** START Recorded information **
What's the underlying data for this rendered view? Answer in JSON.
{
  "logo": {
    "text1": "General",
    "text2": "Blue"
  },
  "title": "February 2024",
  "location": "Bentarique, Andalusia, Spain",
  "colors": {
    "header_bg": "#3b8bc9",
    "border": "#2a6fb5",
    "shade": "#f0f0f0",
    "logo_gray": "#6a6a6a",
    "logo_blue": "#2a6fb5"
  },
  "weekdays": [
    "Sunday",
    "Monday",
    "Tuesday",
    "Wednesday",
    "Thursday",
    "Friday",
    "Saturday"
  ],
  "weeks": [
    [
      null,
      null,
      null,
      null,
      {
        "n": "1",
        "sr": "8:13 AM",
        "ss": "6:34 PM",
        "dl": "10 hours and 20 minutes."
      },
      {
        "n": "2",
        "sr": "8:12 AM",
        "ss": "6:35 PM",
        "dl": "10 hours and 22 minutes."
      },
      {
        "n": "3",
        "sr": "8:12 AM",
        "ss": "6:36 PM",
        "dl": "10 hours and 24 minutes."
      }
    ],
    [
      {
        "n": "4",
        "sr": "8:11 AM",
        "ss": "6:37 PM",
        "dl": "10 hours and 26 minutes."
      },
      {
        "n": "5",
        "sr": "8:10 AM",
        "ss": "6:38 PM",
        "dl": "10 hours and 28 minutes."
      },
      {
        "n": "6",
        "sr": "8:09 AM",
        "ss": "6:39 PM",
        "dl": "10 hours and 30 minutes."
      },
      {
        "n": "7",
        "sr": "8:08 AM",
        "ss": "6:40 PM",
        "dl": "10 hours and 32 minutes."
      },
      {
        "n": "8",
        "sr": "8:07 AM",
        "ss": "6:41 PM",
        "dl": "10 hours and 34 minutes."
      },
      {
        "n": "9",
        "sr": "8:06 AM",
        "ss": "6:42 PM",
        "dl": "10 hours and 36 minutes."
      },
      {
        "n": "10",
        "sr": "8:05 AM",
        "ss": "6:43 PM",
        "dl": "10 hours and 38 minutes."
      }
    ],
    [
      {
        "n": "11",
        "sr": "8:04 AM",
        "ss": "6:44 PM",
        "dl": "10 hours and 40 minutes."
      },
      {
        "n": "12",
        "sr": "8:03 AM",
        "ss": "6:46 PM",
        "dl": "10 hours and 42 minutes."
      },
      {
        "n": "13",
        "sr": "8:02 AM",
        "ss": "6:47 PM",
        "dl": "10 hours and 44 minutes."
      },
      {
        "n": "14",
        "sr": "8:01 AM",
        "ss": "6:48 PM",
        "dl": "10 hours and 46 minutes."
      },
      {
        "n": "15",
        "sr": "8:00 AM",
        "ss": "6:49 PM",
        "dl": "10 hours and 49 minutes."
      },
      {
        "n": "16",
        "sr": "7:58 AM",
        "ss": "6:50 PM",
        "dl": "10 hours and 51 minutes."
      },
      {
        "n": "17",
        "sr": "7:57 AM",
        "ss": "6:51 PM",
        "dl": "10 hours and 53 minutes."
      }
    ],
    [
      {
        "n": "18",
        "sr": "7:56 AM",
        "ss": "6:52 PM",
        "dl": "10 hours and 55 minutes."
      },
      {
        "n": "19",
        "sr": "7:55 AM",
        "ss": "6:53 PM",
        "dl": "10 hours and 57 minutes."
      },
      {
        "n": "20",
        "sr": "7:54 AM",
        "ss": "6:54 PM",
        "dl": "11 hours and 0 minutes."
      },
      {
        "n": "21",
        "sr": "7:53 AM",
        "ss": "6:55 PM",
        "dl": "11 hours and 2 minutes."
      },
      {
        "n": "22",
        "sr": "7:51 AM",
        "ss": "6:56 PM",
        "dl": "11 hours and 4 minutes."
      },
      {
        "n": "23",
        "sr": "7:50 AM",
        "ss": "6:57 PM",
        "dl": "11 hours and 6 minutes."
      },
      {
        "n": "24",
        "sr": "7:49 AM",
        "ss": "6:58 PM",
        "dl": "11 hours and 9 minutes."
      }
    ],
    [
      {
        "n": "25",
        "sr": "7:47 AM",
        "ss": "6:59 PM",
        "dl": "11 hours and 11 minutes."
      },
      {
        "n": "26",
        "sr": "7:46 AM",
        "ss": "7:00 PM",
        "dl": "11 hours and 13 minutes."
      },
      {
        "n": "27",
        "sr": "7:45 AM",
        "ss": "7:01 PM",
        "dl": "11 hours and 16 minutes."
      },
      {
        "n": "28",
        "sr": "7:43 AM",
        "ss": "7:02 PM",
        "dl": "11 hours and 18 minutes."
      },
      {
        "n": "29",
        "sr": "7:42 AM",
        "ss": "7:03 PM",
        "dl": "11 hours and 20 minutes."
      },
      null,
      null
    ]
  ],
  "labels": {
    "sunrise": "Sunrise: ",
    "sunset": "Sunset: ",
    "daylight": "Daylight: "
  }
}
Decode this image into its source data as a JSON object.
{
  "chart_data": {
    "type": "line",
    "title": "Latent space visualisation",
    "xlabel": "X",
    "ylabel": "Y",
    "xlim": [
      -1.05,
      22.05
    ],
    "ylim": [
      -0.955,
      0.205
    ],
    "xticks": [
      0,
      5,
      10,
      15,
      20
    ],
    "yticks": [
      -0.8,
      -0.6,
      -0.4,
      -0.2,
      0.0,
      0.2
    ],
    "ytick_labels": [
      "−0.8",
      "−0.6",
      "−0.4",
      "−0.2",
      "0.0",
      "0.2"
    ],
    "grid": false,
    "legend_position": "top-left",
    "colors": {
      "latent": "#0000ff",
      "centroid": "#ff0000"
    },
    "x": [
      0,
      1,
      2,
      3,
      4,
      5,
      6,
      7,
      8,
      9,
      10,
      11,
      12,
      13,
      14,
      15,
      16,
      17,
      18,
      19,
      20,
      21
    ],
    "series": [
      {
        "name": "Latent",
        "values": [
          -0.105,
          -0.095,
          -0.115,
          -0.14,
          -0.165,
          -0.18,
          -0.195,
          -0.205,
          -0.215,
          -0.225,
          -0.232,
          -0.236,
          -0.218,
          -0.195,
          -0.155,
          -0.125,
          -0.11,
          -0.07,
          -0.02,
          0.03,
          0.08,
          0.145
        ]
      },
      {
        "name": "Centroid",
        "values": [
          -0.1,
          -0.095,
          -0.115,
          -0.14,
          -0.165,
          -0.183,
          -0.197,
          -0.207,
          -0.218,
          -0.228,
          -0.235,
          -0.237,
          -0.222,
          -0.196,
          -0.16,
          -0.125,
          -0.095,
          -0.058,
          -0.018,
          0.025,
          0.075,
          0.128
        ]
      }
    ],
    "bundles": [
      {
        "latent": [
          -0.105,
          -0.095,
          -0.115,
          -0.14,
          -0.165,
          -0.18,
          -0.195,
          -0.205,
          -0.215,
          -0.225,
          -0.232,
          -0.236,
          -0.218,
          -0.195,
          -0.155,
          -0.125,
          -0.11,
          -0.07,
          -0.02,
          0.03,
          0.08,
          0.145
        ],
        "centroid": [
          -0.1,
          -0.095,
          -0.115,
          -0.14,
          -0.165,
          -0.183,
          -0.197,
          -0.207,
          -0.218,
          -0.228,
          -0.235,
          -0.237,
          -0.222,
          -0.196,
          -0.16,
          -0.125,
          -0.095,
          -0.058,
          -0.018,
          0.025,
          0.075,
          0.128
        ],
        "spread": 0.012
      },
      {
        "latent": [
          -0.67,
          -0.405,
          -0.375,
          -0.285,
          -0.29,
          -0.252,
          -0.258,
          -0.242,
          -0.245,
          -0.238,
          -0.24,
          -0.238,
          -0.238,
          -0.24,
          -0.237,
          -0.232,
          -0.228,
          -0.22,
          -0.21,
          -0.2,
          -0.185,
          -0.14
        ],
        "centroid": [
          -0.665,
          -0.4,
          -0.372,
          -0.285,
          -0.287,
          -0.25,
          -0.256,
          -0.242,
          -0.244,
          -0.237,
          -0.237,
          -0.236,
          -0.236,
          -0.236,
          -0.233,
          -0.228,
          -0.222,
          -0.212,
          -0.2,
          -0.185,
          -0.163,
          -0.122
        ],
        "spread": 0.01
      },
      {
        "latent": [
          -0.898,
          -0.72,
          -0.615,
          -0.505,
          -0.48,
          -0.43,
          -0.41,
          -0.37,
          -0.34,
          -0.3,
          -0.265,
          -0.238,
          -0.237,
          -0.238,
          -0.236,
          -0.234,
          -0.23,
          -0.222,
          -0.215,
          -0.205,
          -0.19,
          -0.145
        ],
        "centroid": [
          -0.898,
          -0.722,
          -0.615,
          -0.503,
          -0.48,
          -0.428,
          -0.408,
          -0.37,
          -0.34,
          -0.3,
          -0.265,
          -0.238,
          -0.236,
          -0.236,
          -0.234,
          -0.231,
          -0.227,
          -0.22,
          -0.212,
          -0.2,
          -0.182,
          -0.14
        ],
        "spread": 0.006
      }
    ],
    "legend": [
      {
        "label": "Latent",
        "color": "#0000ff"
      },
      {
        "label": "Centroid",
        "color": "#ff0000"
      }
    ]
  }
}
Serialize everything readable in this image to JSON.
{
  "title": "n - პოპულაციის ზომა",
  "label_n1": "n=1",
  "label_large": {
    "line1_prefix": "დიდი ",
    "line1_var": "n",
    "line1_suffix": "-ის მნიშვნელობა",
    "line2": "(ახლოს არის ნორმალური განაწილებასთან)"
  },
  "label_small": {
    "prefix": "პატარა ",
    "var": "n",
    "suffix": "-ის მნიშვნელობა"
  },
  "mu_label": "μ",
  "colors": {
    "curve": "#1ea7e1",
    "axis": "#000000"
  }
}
** END Recorded information **
• _What you need to do_: Only the lines from the one that contains "Serialize everything readable" to the end of the entries above should be given again, exactly and in full.

• _Reply_:
Serialize everything readable in this image to JSON.
{
  "title": "n - პოპულაციის ზომა",
  "label_n1": "n=1",
  "label_large": {
    "line1_prefix": "დიდი ",
    "line1_var": "n",
    "line1_suffix": "-ის მნიშვნელობა",
    "line2": "(ახლოს არის ნორმალური განაწილებასთან)"
  },
  "label_small": {
    "prefix": "პატარა ",
    "var": "n",
    "suffix": "-ის მნიშვნელობა"
  },
  "mu_label": "μ",
  "colors": {
    "curve": "#1ea7e1",
    "axis": "#000000"
  }
}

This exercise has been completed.